Saved entries
┄┄┄┄┄┄┄┄┄┄
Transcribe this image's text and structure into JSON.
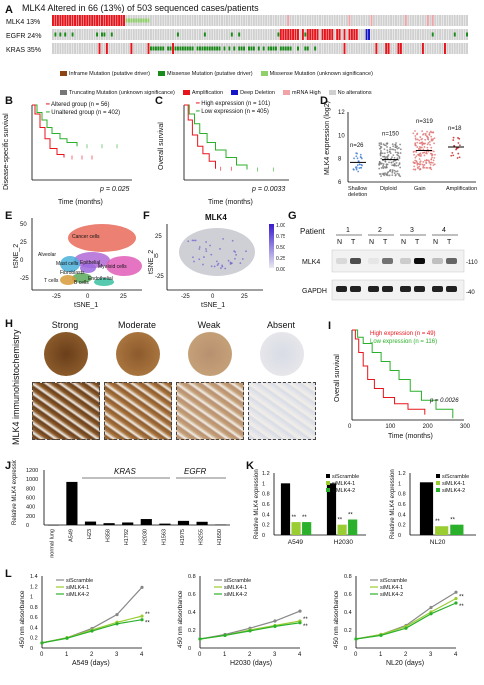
{
  "panelA": {
    "label": "A",
    "title": "MLK4 Altered in 66 (13%) of 503 sequenced cases/patients",
    "genes": [
      {
        "name": "MLK4",
        "pct": "13%"
      },
      {
        "name": "EGFR",
        "pct": "24%"
      },
      {
        "name": "KRAS",
        "pct": "35%"
      }
    ],
    "legend": [
      {
        "text": "Inframe Mutation (putative driver)",
        "color": "#8b4513"
      },
      {
        "text": "Missense Mutation (putative driver)",
        "color": "#1a8a1a"
      },
      {
        "text": "Missense Mutation (unknown significance)",
        "color": "#8fd06b"
      },
      {
        "text": "Truncating Mutation (unknown significance)",
        "color": "#777777"
      },
      {
        "text": "Amplification",
        "color": "#e8141c"
      },
      {
        "text": "Deep Deletion",
        "color": "#1414c8"
      },
      {
        "text": "mRNA High",
        "color": "#f2a3a8"
      },
      {
        "text": "No alterations",
        "color": "#d0d0d0"
      }
    ]
  },
  "panelB": {
    "label": "B",
    "ylabel": "Disease-specific survival",
    "xlabel": "Time (months)",
    "legend": [
      "Altered group (n = 56)",
      "Unaltered group (n = 402)"
    ],
    "pvalue": "p = 0.025"
  },
  "panelC": {
    "label": "C",
    "ylabel": "Overall survival",
    "xlabel": "Time (months)",
    "legend": [
      "High expression (n = 101)",
      "Low expression (n = 405)"
    ],
    "pvalue": "p = 0.0033"
  },
  "panelD": {
    "label": "D",
    "ylabel": "MLK4 expression (log2)",
    "yticks": [
      "12",
      "10",
      "8",
      "6"
    ],
    "groups": [
      {
        "name": "Shallow deletion",
        "n": "n=26",
        "color": "#3b7bd6"
      },
      {
        "name": "Diploid",
        "n": "n=150",
        "color": "#777777"
      },
      {
        "name": "Gain",
        "n": "n=319",
        "color": "#e07070"
      },
      {
        "name": "Amplification",
        "n": "n=18",
        "color": "#c01818"
      }
    ]
  },
  "panelE": {
    "label": "E",
    "xlabel": "tSNE_1",
    "ylabel": "tSNE_2",
    "xticks": [
      "-25",
      "0",
      "25"
    ],
    "yticks": [
      "50",
      "25",
      "0",
      "-25"
    ],
    "clusters": [
      "Cancer cells",
      "Alveolar",
      "Mast cells",
      "Fibroblasts",
      "Myeloid cells",
      "Endothelial",
      "B cells",
      "T cells",
      "Epithelial"
    ]
  },
  "panelF": {
    "label": "F",
    "title": "MLK4",
    "xlabel": "tSNE_1",
    "ylabel": "tSNE_2",
    "xticks": [
      "-25",
      "0",
      "25"
    ],
    "yticks": [
      "25",
      "0",
      "-25"
    ],
    "scale": [
      "1.00",
      "0.75",
      "0.50",
      "0.25",
      "0.00"
    ]
  },
  "panelG": {
    "label": "G",
    "patient_label": "Patient",
    "patients": [
      "1",
      "2",
      "3",
      "4"
    ],
    "nt": [
      "N",
      "T"
    ],
    "rows": [
      "MLK4",
      "GAPDH"
    ],
    "markers": [
      "-110",
      "-40"
    ]
  },
  "panelH": {
    "label": "H",
    "ylabel": "MLK4 immunohistochemistry",
    "categories": [
      "Strong",
      "Moderate",
      "Weak",
      "Absent"
    ]
  },
  "panelI": {
    "label": "I",
    "ylabel": "Overall survival",
    "xlabel": "Time (months)",
    "xticks": [
      "0",
      "100",
      "200",
      "300"
    ],
    "legend": [
      "High expression (n = 49)",
      "Low expression (n = 116)"
    ],
    "pvalue": "p = 0.0026"
  },
  "panelJ": {
    "label": "J",
    "ylabel": "Relative MLK4 expression",
    "yticks": [
      "1200",
      "1000",
      "800",
      "600",
      "400",
      "200",
      "0"
    ],
    "group_labels": [
      "KRAS",
      "EGFR"
    ],
    "categories": [
      "normal lung",
      "A549",
      "H23",
      "H358",
      "H1792",
      "H2030",
      "H1563",
      "H1975",
      "H3255",
      "H1650"
    ]
  },
  "panelK": {
    "label": "K",
    "ylabel": "Relative MLK4 expression",
    "legend": [
      "siScramble",
      "siMLK4-1",
      "siMLK4-2"
    ],
    "left_yticks": [
      "1.2",
      "1",
      "0.8",
      "0.6",
      "0.4",
      "0.2",
      "0"
    ],
    "left_groups": [
      "A549",
      "H2030"
    ],
    "right_yticks": [
      "1.2",
      "1",
      "0.8",
      "0.6",
      "0.4",
      "0.2",
      "0"
    ],
    "right_groups": [
      "NL20"
    ],
    "sig": "**",
    "sig1": "*"
  },
  "panelL": {
    "label": "L",
    "ylabel": "450 nm absorbance",
    "legend": [
      "siScramble",
      "siMLK4-1",
      "siMLK4-2"
    ],
    "plots": [
      {
        "xlabel": "A549 (days)",
        "yticks": [
          "1.4",
          "1.2",
          "1",
          "0.8",
          "0.6",
          "0.4",
          "0.2",
          "0"
        ]
      },
      {
        "xlabel": "H2030 (days)",
        "yticks": [
          "0.8",
          "0.6",
          "0.4",
          "0.2",
          "0"
        ]
      },
      {
        "xlabel": "NL20 (days)",
        "yticks": [
          "0.8",
          "0.6",
          "0.4",
          "0.2",
          "0"
        ]
      }
    ],
    "xticks": [
      "0",
      "1",
      "2",
      "3",
      "4"
    ]
  },
  "chart_data": [
    {
      "type": "bar",
      "title": "",
      "ylabel": "Relative MLK4 expression",
      "ylim": [
        0,
        1200
      ],
      "categories": [
        "normal lung",
        "A549",
        "H23",
        "H358",
        "H1792",
        "H2030",
        "H1563",
        "H1975",
        "H3255",
        "H1650"
      ],
      "values": [
        1,
        940,
        75,
        40,
        55,
        130,
        30,
        90,
        70,
        10
      ]
    },
    {
      "type": "bar",
      "ylabel": "Relative MLK4 expression",
      "ylim": [
        0,
        1.2
      ],
      "categories": [
        "A549",
        "H2030"
      ],
      "series": [
        {
          "name": "siScramble",
          "values": [
            1.0,
            1.0
          ]
        },
        {
          "name": "siMLK4-1",
          "values": [
            0.25,
            0.2
          ]
        },
        {
          "name": "siMLK4-2",
          "values": [
            0.25,
            0.3
          ]
        }
      ]
    },
    {
      "type": "bar",
      "ylabel": "Relative MLK4 expression",
      "ylim": [
        0,
        1.2
      ],
      "categories": [
        "NL20"
      ],
      "series": [
        {
          "name": "siScramble",
          "values": [
            1.02
          ]
        },
        {
          "name": "siMLK4-1",
          "values": [
            0.17
          ]
        },
        {
          "name": "siMLK4-2",
          "values": [
            0.2
          ]
        }
      ]
    },
    {
      "type": "line",
      "xlabel": "A549 (days)",
      "ylabel": "450 nm absorbance",
      "ylim": [
        0,
        1.4
      ],
      "x": [
        0,
        1,
        2,
        3,
        4
      ],
      "series": [
        {
          "name": "siScramble",
          "values": [
            0.1,
            0.2,
            0.38,
            0.65,
            1.18
          ]
        },
        {
          "name": "siMLK4-1",
          "values": [
            0.1,
            0.2,
            0.35,
            0.5,
            0.62
          ]
        },
        {
          "name": "siMLK4-2",
          "values": [
            0.1,
            0.19,
            0.33,
            0.47,
            0.55
          ]
        }
      ]
    },
    {
      "type": "line",
      "xlabel": "H2030 (days)",
      "ylabel": "450 nm absorbance",
      "ylim": [
        0,
        0.8
      ],
      "x": [
        0,
        1,
        2,
        3,
        4
      ],
      "series": [
        {
          "name": "siScramble",
          "values": [
            0.1,
            0.15,
            0.22,
            0.3,
            0.41
          ]
        },
        {
          "name": "siMLK4-1",
          "values": [
            0.1,
            0.14,
            0.2,
            0.25,
            0.3
          ]
        },
        {
          "name": "siMLK4-2",
          "values": [
            0.1,
            0.14,
            0.19,
            0.24,
            0.28
          ]
        }
      ]
    },
    {
      "type": "line",
      "xlabel": "NL20 (days)",
      "ylabel": "450 nm absorbance",
      "ylim": [
        0,
        0.8
      ],
      "x": [
        0,
        1,
        2,
        3,
        4
      ],
      "series": [
        {
          "name": "siScramble",
          "values": [
            0.1,
            0.15,
            0.25,
            0.45,
            0.62
          ]
        },
        {
          "name": "siMLK4-1",
          "values": [
            0.1,
            0.15,
            0.24,
            0.4,
            0.55
          ]
        },
        {
          "name": "siMLK4-2",
          "values": [
            0.1,
            0.14,
            0.22,
            0.38,
            0.5
          ]
        }
      ]
    }
  ]
}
┄┄┄┄┄┄┄┄┄┄
### Problem statement
Find and copy every line in the entries above where the string "Amplification" occurs.

### The completed task
        "text": "Amplification",
        "name": "Amplification",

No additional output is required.